**EXERCISE GOAL**
Write out the entire listing below exactly, with the pictures left out.

[Data items]
━━━━━━━━━━

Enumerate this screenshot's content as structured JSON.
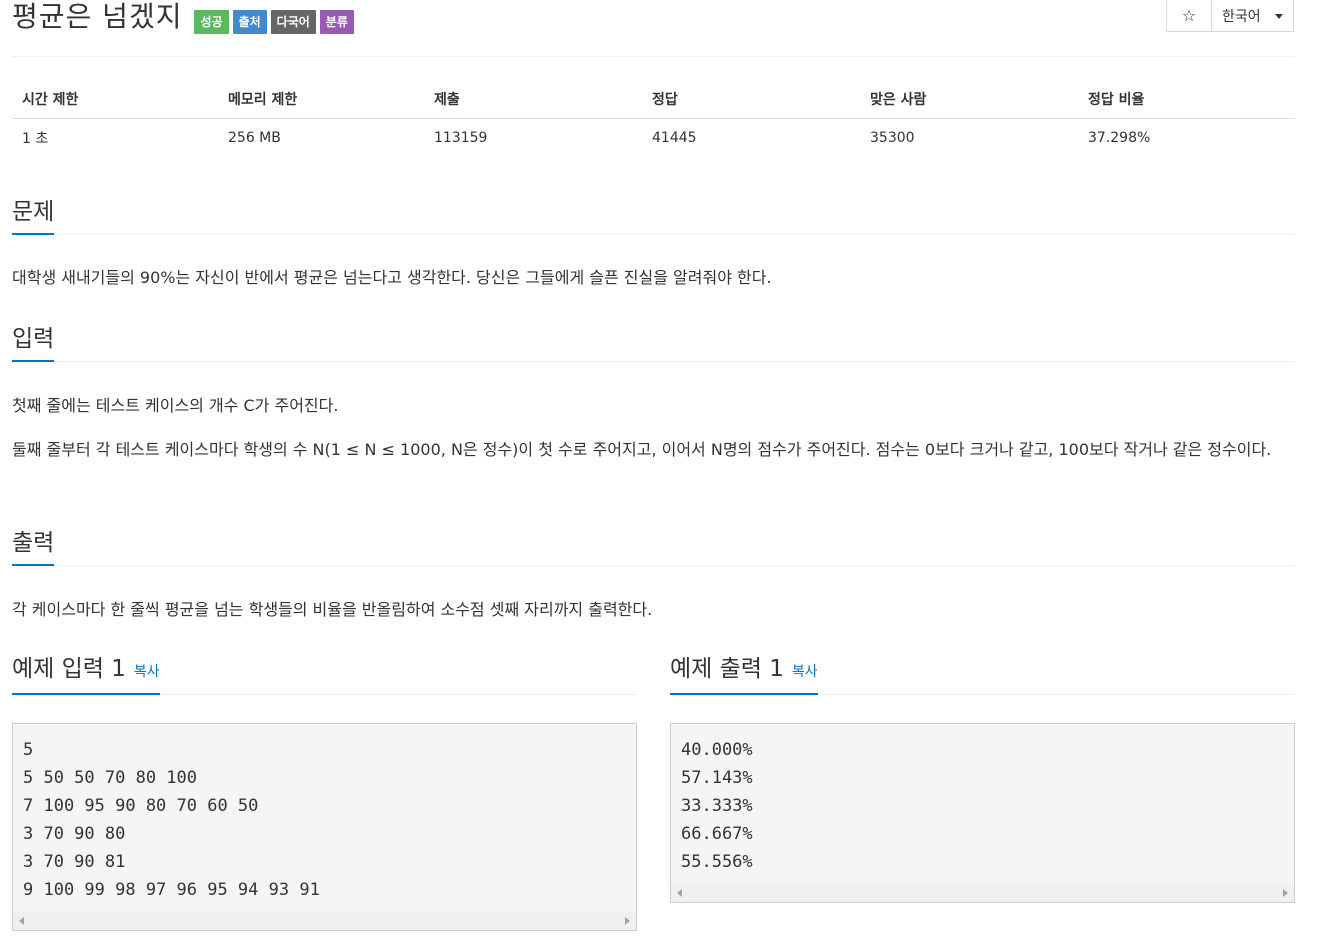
{
  "header": {
    "title": "평균은 넘겠지",
    "badges": [
      "성공",
      "출처",
      "다국어",
      "분류"
    ],
    "star": "☆",
    "language": "한국어"
  },
  "info_table": {
    "headers": [
      "시간 제한",
      "메모리 제한",
      "제출",
      "정답",
      "맞은 사람",
      "정답 비율"
    ],
    "values": [
      "1 초",
      "256 MB",
      "113159",
      "41445",
      "35300",
      "37.298%"
    ]
  },
  "problem": {
    "heading": "문제",
    "text": "대학생 새내기들의 90%는 자신이 반에서 평균은 넘는다고 생각한다. 당신은 그들에게 슬픈 진실을 알려줘야 한다."
  },
  "input": {
    "heading": "입력",
    "lines": [
      "첫째 줄에는 테스트 케이스의 개수 C가 주어진다.",
      "둘째 줄부터 각 테스트 케이스마다 학생의 수 N(1 ≤ N ≤ 1000, N은 정수)이 첫 수로 주어지고, 이어서 N명의 점수가 주어진다. 점수는 0보다 크거나 같고, 100보다 작거나 같은 정수이다."
    ]
  },
  "output": {
    "heading": "출력",
    "text": "각 케이스마다 한 줄씩 평균을 넘는 학생들의 비율을 반올림하여 소수점 셋째 자리까지 출력한다."
  },
  "sample_input": {
    "heading": "예제 입력 1",
    "copy": "복사",
    "content": "5\n5 50 50 70 80 100\n7 100 95 90 80 70 60 50\n3 70 90 80\n3 70 90 81\n9 100 99 98 97 96 95 94 93 91"
  },
  "sample_output": {
    "heading": "예제 출력 1",
    "copy": "복사",
    "content": "40.000%\n57.143%\n33.333%\n66.667%\n55.556%"
  }
}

━━━━━━━━━━

**EXERCISE RESULT**
Enumerate this screenshot's content as structured JSON.
{
  "header": {
    "title": "평균은 넘겠지",
    "badges": [
      "성공",
      "출처",
      "다국어",
      "분류"
    ],
    "star": "☆",
    "language": "한국어"
  },
  "info_table": {
    "headers": [
      "시간 제한",
      "메모리 제한",
      "제출",
      "정답",
      "맞은 사람",
      "정답 비율"
    ],
    "values": [
      "1 초",
      "256 MB",
      "113159",
      "41445",
      "35300",
      "37.298%"
    ]
  },
  "problem": {
    "heading": "문제",
    "text": "대학생 새내기들의 90%는 자신이 반에서 평균은 넘는다고 생각한다. 당신은 그들에게 슬픈 진실을 알려줘야 한다."
  },
  "input": {
    "heading": "입력",
    "lines": [
      "첫째 줄에는 테스트 케이스의 개수 C가 주어진다.",
      "둘째 줄부터 각 테스트 케이스마다 학생의 수 N(1 ≤ N ≤ 1000, N은 정수)이 첫 수로 주어지고, 이어서 N명의 점수가 주어진다. 점수는 0보다 크거나 같고, 100보다 작거나 같은 정수이다."
    ]
  },
  "output": {
    "heading": "출력",
    "text": "각 케이스마다 한 줄씩 평균을 넘는 학생들의 비율을 반올림하여 소수점 셋째 자리까지 출력한다."
  },
  "sample_input": {
    "heading": "예제 입력 1",
    "copy": "복사",
    "content": "5\n5 50 50 70 80 100\n7 100 95 90 80 70 60 50\n3 70 90 80\n3 70 90 81\n9 100 99 98 97 96 95 94 93 91"
  },
  "sample_output": {
    "heading": "예제 출력 1",
    "copy": "복사",
    "content": "40.000%\n57.143%\n33.333%\n66.667%\n55.556%"
  }
}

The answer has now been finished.